WHAT THE EXERCISE ASKS = Check each line of the data for "color" and select those that have it.

── RECORDS ──

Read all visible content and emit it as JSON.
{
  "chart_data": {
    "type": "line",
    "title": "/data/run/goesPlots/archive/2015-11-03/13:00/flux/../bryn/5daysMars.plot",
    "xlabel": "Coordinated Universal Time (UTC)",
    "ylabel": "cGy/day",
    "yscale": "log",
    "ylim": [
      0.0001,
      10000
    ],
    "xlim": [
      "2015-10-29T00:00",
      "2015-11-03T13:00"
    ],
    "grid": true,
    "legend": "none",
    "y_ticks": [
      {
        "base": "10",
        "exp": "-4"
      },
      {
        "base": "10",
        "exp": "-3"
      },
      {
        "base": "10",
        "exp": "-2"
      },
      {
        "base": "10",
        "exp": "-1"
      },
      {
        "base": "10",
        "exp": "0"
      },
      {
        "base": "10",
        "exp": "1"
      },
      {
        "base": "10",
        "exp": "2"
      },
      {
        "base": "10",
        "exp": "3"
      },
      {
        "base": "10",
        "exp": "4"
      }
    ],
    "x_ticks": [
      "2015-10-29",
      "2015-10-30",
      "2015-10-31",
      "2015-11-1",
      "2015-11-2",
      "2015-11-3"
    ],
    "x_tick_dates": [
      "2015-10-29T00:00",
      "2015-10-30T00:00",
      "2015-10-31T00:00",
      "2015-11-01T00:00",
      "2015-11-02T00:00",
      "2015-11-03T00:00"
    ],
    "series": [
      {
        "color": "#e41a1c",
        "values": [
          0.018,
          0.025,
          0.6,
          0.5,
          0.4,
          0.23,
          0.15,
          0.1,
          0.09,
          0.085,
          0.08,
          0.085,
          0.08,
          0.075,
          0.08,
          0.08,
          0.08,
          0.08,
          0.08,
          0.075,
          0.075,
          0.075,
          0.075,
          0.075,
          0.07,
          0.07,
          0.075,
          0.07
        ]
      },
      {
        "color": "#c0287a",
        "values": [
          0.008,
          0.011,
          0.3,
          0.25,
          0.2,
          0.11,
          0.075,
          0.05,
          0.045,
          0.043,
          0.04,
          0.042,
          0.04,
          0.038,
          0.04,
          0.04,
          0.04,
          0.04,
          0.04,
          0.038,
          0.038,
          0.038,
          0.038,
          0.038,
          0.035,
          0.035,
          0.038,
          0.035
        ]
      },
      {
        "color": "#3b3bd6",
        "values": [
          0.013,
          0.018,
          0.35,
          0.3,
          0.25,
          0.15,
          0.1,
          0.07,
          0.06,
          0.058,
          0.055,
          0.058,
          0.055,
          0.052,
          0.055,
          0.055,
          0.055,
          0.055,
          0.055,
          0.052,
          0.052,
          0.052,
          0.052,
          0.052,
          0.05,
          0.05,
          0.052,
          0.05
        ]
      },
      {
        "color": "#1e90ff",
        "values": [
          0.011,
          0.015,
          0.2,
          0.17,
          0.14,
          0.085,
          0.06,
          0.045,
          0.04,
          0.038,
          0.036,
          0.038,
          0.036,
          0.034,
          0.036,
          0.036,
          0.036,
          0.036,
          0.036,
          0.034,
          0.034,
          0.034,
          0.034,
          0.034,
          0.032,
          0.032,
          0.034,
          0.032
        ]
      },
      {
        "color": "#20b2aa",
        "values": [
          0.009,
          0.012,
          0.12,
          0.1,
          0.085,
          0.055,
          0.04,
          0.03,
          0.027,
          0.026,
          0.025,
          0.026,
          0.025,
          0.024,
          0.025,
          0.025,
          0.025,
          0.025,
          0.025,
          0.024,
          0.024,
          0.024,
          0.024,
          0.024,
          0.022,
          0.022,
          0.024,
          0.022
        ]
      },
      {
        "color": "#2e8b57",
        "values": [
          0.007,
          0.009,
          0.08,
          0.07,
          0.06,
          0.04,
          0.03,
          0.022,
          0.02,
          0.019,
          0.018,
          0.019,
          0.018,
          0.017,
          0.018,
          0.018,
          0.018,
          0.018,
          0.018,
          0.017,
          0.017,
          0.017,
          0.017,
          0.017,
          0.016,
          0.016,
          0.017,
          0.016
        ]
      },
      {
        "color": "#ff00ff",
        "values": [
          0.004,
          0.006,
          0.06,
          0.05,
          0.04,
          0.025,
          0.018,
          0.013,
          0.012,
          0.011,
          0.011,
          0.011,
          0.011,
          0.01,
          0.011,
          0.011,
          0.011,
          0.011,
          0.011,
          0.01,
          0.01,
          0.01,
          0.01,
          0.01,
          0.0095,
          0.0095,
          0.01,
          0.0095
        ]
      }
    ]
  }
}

───

RESULT OF THIS EXERCISE =
        "color": "#e41a1c",
        "color": "#c0287a",
        "color": "#3b3bd6",
        "color": "#1e90ff",
        "color": "#20b2aa",
        "color": "#2e8b57",
        "color": "#ff00ff",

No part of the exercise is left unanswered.